(Figure collection entries)

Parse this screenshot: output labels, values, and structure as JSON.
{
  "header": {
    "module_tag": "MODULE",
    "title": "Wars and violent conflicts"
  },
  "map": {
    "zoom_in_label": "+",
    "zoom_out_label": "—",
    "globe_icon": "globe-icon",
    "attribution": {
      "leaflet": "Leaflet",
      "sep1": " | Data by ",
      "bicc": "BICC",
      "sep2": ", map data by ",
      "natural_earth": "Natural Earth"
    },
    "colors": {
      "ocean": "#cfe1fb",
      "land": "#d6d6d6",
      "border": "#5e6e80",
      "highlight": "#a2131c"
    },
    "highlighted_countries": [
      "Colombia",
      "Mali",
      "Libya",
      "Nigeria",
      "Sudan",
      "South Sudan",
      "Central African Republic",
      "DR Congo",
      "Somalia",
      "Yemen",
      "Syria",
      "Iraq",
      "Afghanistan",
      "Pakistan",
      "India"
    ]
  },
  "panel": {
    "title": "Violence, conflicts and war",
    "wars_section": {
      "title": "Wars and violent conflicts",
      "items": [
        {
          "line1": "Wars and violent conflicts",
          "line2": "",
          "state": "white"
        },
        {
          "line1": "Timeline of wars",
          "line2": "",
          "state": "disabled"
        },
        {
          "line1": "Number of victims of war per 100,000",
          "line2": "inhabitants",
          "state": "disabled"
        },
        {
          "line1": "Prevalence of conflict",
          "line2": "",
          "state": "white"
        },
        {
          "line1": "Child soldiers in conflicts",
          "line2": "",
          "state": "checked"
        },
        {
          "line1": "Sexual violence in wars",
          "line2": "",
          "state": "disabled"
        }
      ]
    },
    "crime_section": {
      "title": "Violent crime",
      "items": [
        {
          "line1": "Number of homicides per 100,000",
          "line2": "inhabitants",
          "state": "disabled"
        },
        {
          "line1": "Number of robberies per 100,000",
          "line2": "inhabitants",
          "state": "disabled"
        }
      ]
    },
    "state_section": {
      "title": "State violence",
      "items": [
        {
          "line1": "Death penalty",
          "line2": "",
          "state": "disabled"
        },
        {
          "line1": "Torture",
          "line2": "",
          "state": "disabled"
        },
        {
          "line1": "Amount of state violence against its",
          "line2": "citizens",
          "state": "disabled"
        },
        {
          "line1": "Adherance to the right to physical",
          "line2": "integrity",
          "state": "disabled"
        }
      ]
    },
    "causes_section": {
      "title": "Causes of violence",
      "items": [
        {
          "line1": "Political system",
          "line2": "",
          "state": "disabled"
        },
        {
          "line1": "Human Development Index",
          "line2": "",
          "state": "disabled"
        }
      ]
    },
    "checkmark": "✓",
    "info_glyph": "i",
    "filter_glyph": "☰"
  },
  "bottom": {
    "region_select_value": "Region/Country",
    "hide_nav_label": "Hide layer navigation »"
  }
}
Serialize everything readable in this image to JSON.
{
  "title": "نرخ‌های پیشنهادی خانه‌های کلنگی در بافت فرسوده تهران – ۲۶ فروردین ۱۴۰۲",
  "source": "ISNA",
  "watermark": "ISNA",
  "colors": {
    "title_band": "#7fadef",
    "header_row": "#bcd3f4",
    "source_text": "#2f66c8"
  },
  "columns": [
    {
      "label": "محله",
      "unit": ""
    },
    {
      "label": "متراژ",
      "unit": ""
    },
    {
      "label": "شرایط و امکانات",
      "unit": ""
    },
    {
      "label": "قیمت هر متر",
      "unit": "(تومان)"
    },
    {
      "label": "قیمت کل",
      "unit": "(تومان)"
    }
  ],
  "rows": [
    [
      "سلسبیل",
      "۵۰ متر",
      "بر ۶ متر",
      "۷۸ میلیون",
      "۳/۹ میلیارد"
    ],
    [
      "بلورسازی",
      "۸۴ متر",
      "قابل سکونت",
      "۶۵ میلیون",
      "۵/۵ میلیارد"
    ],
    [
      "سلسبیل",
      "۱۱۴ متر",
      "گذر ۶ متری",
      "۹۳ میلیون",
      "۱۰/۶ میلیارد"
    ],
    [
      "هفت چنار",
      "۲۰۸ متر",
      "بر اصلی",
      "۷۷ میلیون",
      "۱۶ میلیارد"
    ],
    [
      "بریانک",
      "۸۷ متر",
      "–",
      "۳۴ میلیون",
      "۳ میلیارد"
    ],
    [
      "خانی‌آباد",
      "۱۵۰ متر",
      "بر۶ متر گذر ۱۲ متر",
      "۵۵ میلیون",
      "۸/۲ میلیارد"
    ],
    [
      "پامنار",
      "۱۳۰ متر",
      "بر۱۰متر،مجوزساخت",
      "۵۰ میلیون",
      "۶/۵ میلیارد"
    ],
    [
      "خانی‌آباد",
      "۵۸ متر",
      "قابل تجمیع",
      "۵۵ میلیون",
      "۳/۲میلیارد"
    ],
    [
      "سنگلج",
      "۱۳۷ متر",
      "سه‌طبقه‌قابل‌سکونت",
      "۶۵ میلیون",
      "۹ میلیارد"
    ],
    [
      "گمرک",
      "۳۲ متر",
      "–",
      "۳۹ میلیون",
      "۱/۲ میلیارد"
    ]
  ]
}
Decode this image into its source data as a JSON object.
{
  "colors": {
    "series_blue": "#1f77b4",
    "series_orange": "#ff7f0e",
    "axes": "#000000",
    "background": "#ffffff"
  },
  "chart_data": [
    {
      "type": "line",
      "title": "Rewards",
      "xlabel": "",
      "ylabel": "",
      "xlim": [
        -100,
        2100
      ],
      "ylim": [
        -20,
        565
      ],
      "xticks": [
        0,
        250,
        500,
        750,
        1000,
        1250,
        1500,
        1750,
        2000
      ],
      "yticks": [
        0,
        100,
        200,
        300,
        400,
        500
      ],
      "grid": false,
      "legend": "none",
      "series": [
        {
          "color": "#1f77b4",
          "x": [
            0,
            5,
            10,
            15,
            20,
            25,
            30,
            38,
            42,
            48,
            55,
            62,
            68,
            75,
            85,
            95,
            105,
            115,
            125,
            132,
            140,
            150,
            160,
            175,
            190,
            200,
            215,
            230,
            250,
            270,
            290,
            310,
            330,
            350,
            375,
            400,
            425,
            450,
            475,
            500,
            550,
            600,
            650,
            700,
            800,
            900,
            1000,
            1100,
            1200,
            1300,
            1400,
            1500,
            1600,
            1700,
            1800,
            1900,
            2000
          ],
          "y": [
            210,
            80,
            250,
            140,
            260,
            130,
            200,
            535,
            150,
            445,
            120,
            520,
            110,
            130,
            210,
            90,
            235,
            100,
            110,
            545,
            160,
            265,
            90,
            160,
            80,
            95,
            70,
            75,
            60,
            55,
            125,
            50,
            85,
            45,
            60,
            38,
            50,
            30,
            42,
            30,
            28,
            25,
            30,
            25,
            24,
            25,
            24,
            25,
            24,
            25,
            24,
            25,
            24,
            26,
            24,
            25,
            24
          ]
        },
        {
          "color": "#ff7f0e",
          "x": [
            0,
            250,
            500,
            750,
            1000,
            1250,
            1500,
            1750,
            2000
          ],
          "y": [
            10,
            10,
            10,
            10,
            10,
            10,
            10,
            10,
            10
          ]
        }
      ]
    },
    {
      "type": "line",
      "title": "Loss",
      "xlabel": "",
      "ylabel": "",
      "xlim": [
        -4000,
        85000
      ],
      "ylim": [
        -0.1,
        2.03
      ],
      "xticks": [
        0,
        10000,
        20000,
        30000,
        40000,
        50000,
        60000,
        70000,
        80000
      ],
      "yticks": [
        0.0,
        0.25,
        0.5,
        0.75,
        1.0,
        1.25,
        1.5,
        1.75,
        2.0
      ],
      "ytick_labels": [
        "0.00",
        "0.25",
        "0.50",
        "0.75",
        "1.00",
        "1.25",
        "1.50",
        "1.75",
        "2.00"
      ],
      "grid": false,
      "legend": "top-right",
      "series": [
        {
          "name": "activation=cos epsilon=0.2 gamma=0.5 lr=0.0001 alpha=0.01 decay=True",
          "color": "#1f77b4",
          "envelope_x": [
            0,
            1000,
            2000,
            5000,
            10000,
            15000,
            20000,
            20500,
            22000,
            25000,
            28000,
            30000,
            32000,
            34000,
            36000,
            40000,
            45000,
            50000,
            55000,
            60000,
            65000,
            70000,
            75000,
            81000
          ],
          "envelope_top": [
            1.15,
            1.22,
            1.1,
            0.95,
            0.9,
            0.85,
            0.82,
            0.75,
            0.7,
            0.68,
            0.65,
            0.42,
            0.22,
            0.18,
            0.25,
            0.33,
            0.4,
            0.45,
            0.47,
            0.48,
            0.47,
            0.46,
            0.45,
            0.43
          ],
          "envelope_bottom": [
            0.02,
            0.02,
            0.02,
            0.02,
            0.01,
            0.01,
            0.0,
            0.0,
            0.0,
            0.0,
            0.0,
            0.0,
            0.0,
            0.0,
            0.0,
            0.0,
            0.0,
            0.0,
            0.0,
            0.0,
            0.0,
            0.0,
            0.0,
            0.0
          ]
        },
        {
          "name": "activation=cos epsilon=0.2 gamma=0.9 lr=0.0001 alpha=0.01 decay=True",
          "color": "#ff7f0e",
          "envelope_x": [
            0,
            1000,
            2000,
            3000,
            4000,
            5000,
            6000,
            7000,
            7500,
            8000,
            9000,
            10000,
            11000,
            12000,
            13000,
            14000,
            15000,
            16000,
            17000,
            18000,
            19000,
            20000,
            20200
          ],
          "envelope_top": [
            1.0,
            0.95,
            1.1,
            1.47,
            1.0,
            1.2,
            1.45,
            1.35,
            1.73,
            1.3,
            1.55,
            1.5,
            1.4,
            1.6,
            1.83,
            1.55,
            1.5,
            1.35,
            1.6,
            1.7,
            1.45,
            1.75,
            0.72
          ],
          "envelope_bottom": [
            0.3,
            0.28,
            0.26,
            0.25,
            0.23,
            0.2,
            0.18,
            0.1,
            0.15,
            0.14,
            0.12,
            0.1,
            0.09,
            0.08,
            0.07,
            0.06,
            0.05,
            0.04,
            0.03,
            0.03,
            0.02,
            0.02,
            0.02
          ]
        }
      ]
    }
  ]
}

**Exercise instructions:** Select every line where the word "gamma" occurs.

**Result for this task:**
          "name": "activation=cos epsilon=0.2 gamma=0.5 lr=0.0001 alpha=0.01 decay=True",
          "name": "activation=cos epsilon=0.2 gamma=0.9 lr=0.0001 alpha=0.01 decay=True",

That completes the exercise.